▸ **What you will do**: Quote every line of the data below as it stands, omitting pictures.

▼

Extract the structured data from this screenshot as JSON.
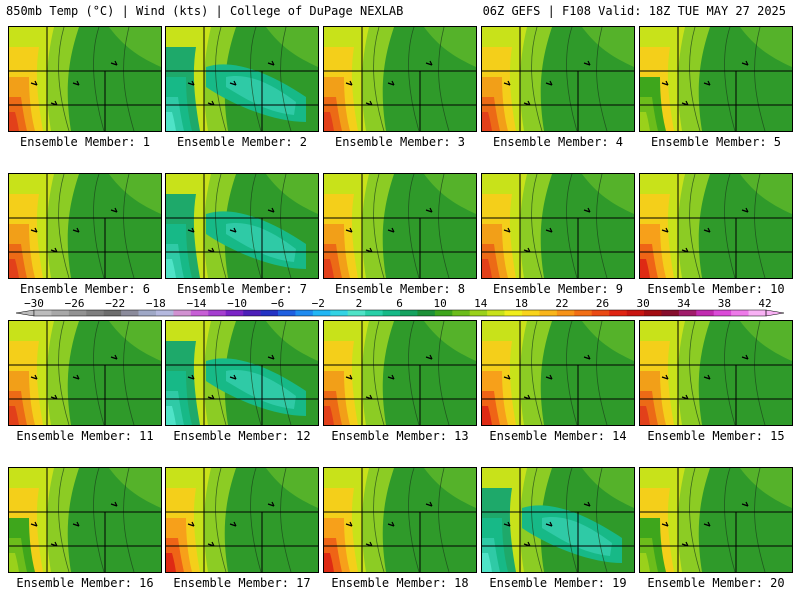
{
  "header": {
    "left": "850mb Temp (°C) | Wind (kts) | College of DuPage NEXLAB",
    "right": "06Z GEFS | F108 Valid: 18Z TUE MAY 27 2025"
  },
  "panels": [
    {
      "label": "Ensemble Member: 1",
      "scheme": "warm"
    },
    {
      "label": "Ensemble Member: 2",
      "scheme": "cool"
    },
    {
      "label": "Ensemble Member: 3",
      "scheme": "warm"
    },
    {
      "label": "Ensemble Member: 4",
      "scheme": "warm"
    },
    {
      "label": "Ensemble Member: 5",
      "scheme": "mild"
    },
    {
      "label": "Ensemble Member: 6",
      "scheme": "warm"
    },
    {
      "label": "Ensemble Member: 7",
      "scheme": "cool"
    },
    {
      "label": "Ensemble Member: 8",
      "scheme": "warm"
    },
    {
      "label": "Ensemble Member: 9",
      "scheme": "warm"
    },
    {
      "label": "Ensemble Member: 10",
      "scheme": "hot"
    },
    {
      "label": "Ensemble Member: 11",
      "scheme": "warm"
    },
    {
      "label": "Ensemble Member: 12",
      "scheme": "cool"
    },
    {
      "label": "Ensemble Member: 13",
      "scheme": "warm"
    },
    {
      "label": "Ensemble Member: 14",
      "scheme": "hot"
    },
    {
      "label": "Ensemble Member: 15",
      "scheme": "warm"
    },
    {
      "label": "Ensemble Member: 16",
      "scheme": "mild"
    },
    {
      "label": "Ensemble Member: 17",
      "scheme": "hot"
    },
    {
      "label": "Ensemble Member: 18",
      "scheme": "hot"
    },
    {
      "label": "Ensemble Member: 19",
      "scheme": "cool"
    },
    {
      "label": "Ensemble Member: 20",
      "scheme": "mild"
    }
  ],
  "colorbar": {
    "ticks": [
      "−30",
      "−26",
      "−22",
      "−18",
      "−14",
      "−10",
      "−6",
      "−2",
      "2",
      "6",
      "10",
      "14",
      "18",
      "22",
      "26",
      "30",
      "34",
      "38",
      "42"
    ],
    "colors": [
      "#bcbcbc",
      "#a8a8a8",
      "#929292",
      "#7f7f7f",
      "#6e6e6e",
      "#8b8b9b",
      "#9fa8c6",
      "#b4b8de",
      "#d191d1",
      "#c75fd6",
      "#a53fd0",
      "#7b24c6",
      "#4d1fb8",
      "#2433c4",
      "#1f5fe0",
      "#1f8bf0",
      "#21b6f5",
      "#32d3e4",
      "#4fe3c7",
      "#29d0a8",
      "#17b987",
      "#16a35f",
      "#1d9137",
      "#3ea61c",
      "#6cbd1b",
      "#9ad11b",
      "#c8e21a",
      "#f0ee1c",
      "#f9d41b",
      "#f9b51a",
      "#f79318",
      "#f26f16",
      "#ea4a14",
      "#e02412",
      "#c91511",
      "#a40e12",
      "#860e2c",
      "#a01c6a",
      "#c12bb0",
      "#db4bd8",
      "#ee7ae9",
      "#f8b1f4"
    ],
    "schemes": {
      "warm": [
        "#2f9a2a",
        "#55b22a",
        "#8ccc24",
        "#c8e21a",
        "#f4cf1a",
        "#f29f18",
        "#ec6a16",
        "#e2401a"
      ],
      "cool": [
        "#2f9a2a",
        "#55b22a",
        "#8ccc24",
        "#c8e21a",
        "#1ea96a",
        "#17b987",
        "#2fcaa6",
        "#4fe3c7"
      ],
      "mild": [
        "#2f9a2a",
        "#55b22a",
        "#8ccc24",
        "#c8e21a",
        "#f4cf1a",
        "#3ea61c",
        "#6cbd1b",
        "#9ad11b"
      ],
      "hot": [
        "#2f9a2a",
        "#55b22a",
        "#8ccc24",
        "#c8e21a",
        "#f4cf1a",
        "#f7a01a",
        "#ef6416",
        "#de2a14"
      ]
    }
  }
}
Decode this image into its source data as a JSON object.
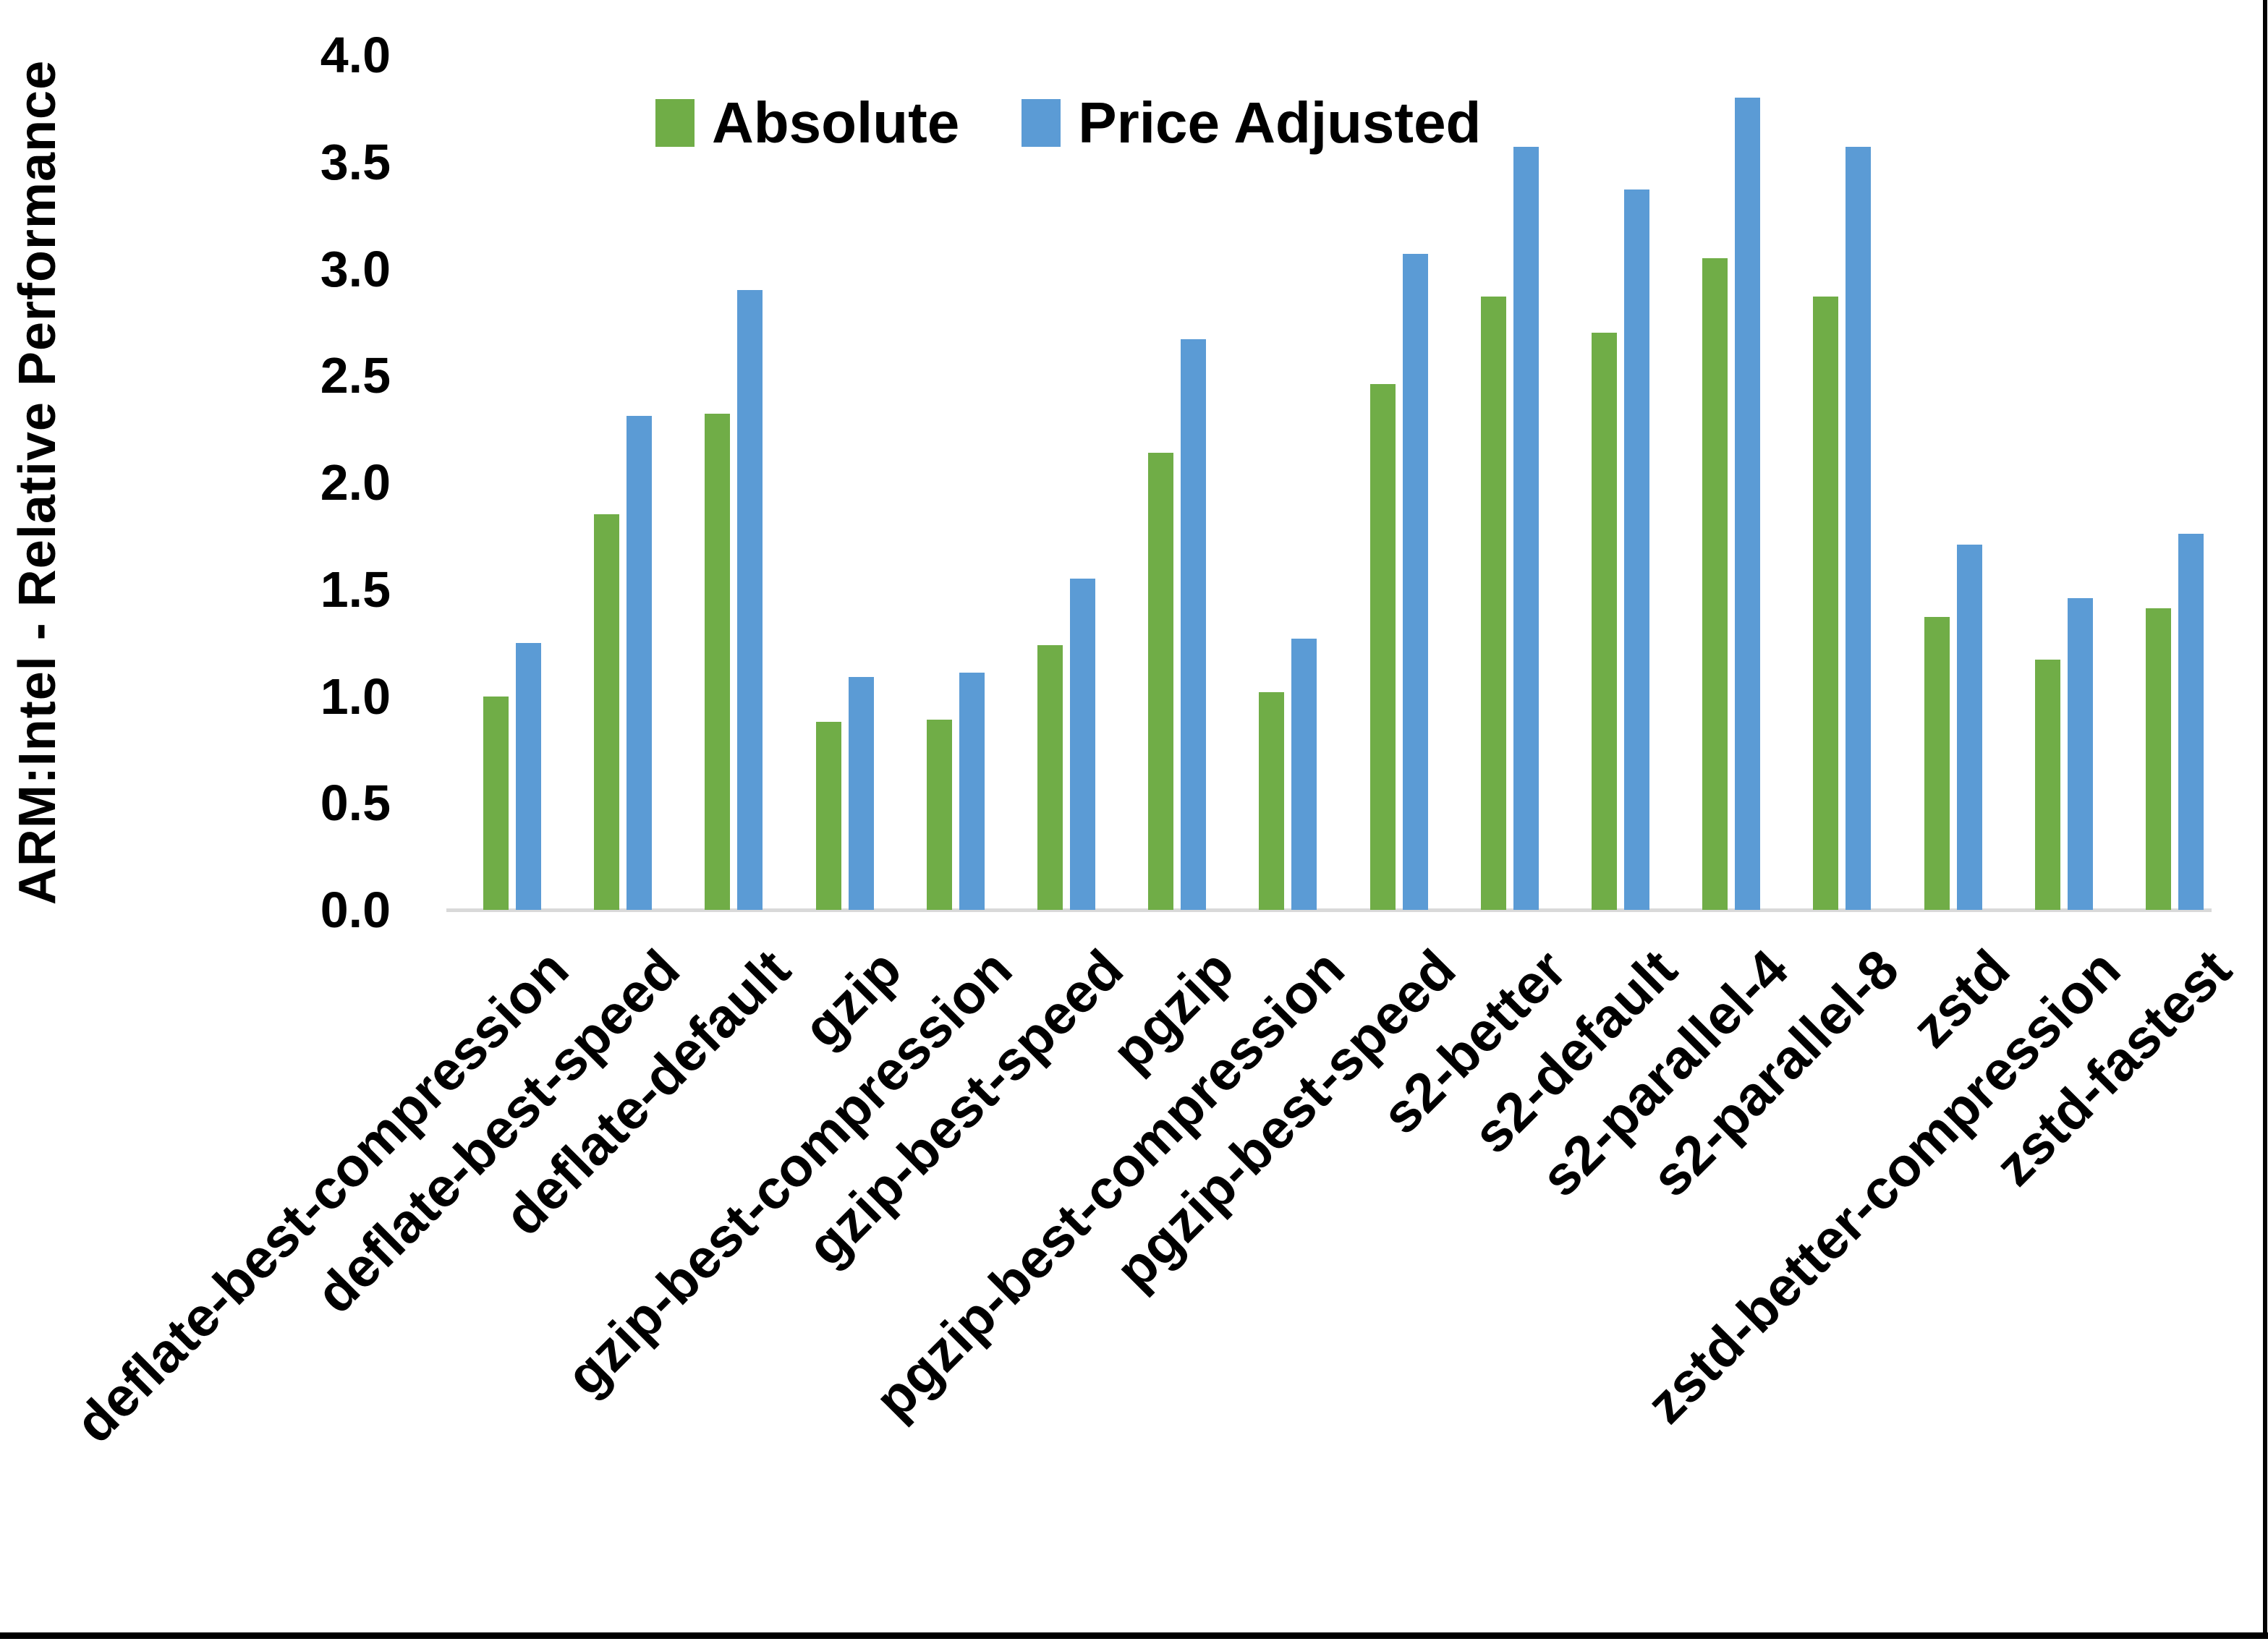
{
  "chart_data": {
    "type": "bar",
    "title": "",
    "xlabel": "",
    "ylabel": "ARM:Intel - Relative Performance",
    "ylim": [
      0.0,
      4.0
    ],
    "ytick_step": 0.5,
    "yticks": [
      "4.0",
      "3.5",
      "3.0",
      "2.5",
      "2.0",
      "1.5",
      "1.0",
      "0.5",
      "0.0"
    ],
    "grid": false,
    "legend_position": "top-center",
    "categories": [
      "deflate-best-compression",
      "deflate-best-speed",
      "deflate-default",
      "gzip",
      "gzip-best-compression",
      "gzip-best-speed",
      "pgzip",
      "pgzip-best-compression",
      "pgzip-best-speed",
      "s2-better",
      "s2-default",
      "s2-parallel-4",
      "s2-parallel-8",
      "zstd",
      "zstd-better-compression",
      "zstd-fastest"
    ],
    "series": [
      {
        "name": "Absolute",
        "color": "#70AD47",
        "values": [
          1.0,
          1.85,
          2.32,
          0.88,
          0.89,
          1.24,
          2.14,
          1.02,
          2.46,
          2.87,
          2.7,
          3.05,
          2.87,
          1.37,
          1.17,
          1.41
        ]
      },
      {
        "name": "Price Adjusted",
        "color": "#5B9BD5",
        "values": [
          1.25,
          2.31,
          2.9,
          1.09,
          1.11,
          1.55,
          2.67,
          1.27,
          3.07,
          3.57,
          3.37,
          3.8,
          3.57,
          1.71,
          1.46,
          1.76
        ]
      }
    ]
  },
  "colors": {
    "background": "#FFFFFF",
    "axis_line": "#D9D9D9",
    "text": "#000000",
    "frame_border": "#000000"
  }
}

▲

▸ **Solution for this task**:
Extract the structured data from this screenshot as JSON.
{
  "header": {
    "left": "850mb Temp (°C) | Wind (kts) | College of DuPage NEXLAB",
    "right": "06Z GEFS | F108 Valid: 18Z TUE MAY 27 2025"
  },
  "panels": [
    {
      "label": "Ensemble Member: 1",
      "scheme": "warm"
    },
    {
      "label": "Ensemble Member: 2",
      "scheme": "cool"
    },
    {
      "label": "Ensemble Member: 3",
      "scheme": "warm"
    },
    {
      "label": "Ensemble Member: 4",
      "scheme": "warm"
    },
    {
      "label": "Ensemble Member: 5",
      "scheme": "mild"
    },
    {
      "label": "Ensemble Member: 6",
      "scheme": "warm"
    },
    {
      "label": "Ensemble Member: 7",
      "scheme": "cool"
    },
    {
      "label": "Ensemble Member: 8",
      "scheme": "warm"
    },
    {
      "label": "Ensemble Member: 9",
      "scheme": "warm"
    },
    {
      "label": "Ensemble Member: 10",
      "scheme": "hot"
    },
    {
      "label": "Ensemble Member: 11",
      "scheme": "warm"
    },
    {
      "label": "Ensemble Member: 12",
      "scheme": "cool"
    },
    {
      "label": "Ensemble Member: 13",
      "scheme": "warm"
    },
    {
      "label": "Ensemble Member: 14",
      "scheme": "hot"
    },
    {
      "label": "Ensemble Member: 15",
      "scheme": "warm"
    },
    {
      "label": "Ensemble Member: 16",
      "scheme": "mild"
    },
    {
      "label": "Ensemble Member: 17",
      "scheme": "hot"
    },
    {
      "label": "Ensemble Member: 18",
      "scheme": "hot"
    },
    {
      "label": "Ensemble Member: 19",
      "scheme": "cool"
    },
    {
      "label": "Ensemble Member: 20",
      "scheme": "mild"
    }
  ],
  "colorbar": {
    "ticks": [
      "−30",
      "−26",
      "−22",
      "−18",
      "−14",
      "−10",
      "−6",
      "−2",
      "2",
      "6",
      "10",
      "14",
      "18",
      "22",
      "26",
      "30",
      "34",
      "38",
      "42"
    ],
    "colors": [
      "#bcbcbc",
      "#a8a8a8",
      "#929292",
      "#7f7f7f",
      "#6e6e6e",
      "#8b8b9b",
      "#9fa8c6",
      "#b4b8de",
      "#d191d1",
      "#c75fd6",
      "#a53fd0",
      "#7b24c6",
      "#4d1fb8",
      "#2433c4",
      "#1f5fe0",
      "#1f8bf0",
      "#21b6f5",
      "#32d3e4",
      "#4fe3c7",
      "#29d0a8",
      "#17b987",
      "#16a35f",
      "#1d9137",
      "#3ea61c",
      "#6cbd1b",
      "#9ad11b",
      "#c8e21a",
      "#f0ee1c",
      "#f9d41b",
      "#f9b51a",
      "#f79318",
      "#f26f16",
      "#ea4a14",
      "#e02412",
      "#c91511",
      "#a40e12",
      "#860e2c",
      "#a01c6a",
      "#c12bb0",
      "#db4bd8",
      "#ee7ae9",
      "#f8b1f4"
    ],
    "schemes": {
      "warm": [
        "#2f9a2a",
        "#55b22a",
        "#8ccc24",
        "#c8e21a",
        "#f4cf1a",
        "#f29f18",
        "#ec6a16",
        "#e2401a"
      ],
      "cool": [
        "#2f9a2a",
        "#55b22a",
        "#8ccc24",
        "#c8e21a",
        "#1ea96a",
        "#17b987",
        "#2fcaa6",
        "#4fe3c7"
      ],
      "mild": [
        "#2f9a2a",
        "#55b22a",
        "#8ccc24",
        "#c8e21a",
        "#f4cf1a",
        "#3ea61c",
        "#6cbd1b",
        "#9ad11b"
      ],
      "hot": [
        "#2f9a2a",
        "#55b22a",
        "#8ccc24",
        "#c8e21a",
        "#f4cf1a",
        "#f7a01a",
        "#ef6416",
        "#de2a14"
      ]
    }
  }
}
Decode this image into its source data as a JSON object.
{
  "chart_data": {
    "type": "bar",
    "title": "",
    "xlabel": "",
    "ylabel": "ARM:Intel - Relative Performance",
    "ylim": [
      0.0,
      4.0
    ],
    "ytick_step": 0.5,
    "yticks": [
      "4.0",
      "3.5",
      "3.0",
      "2.5",
      "2.0",
      "1.5",
      "1.0",
      "0.5",
      "0.0"
    ],
    "grid": false,
    "legend_position": "top-center",
    "categories": [
      "deflate-best-compression",
      "deflate-best-speed",
      "deflate-default",
      "gzip",
      "gzip-best-compression",
      "gzip-best-speed",
      "pgzip",
      "pgzip-best-compression",
      "pgzip-best-speed",
      "s2-better",
      "s2-default",
      "s2-parallel-4",
      "s2-parallel-8",
      "zstd",
      "zstd-better-compression",
      "zstd-fastest"
    ],
    "series": [
      {
        "name": "Absolute",
        "color": "#70AD47",
        "values": [
          1.0,
          1.85,
          2.32,
          0.88,
          0.89,
          1.24,
          2.14,
          1.02,
          2.46,
          2.87,
          2.7,
          3.05,
          2.87,
          1.37,
          1.17,
          1.41
        ]
      },
      {
        "name": "Price Adjusted",
        "color": "#5B9BD5",
        "values": [
          1.25,
          2.31,
          2.9,
          1.09,
          1.11,
          1.55,
          2.67,
          1.27,
          3.07,
          3.57,
          3.37,
          3.8,
          3.57,
          1.71,
          1.46,
          1.76
        ]
      }
    ]
  },
  "colors": {
    "background": "#FFFFFF",
    "axis_line": "#D9D9D9",
    "text": "#000000",
    "frame_border": "#000000"
  }
}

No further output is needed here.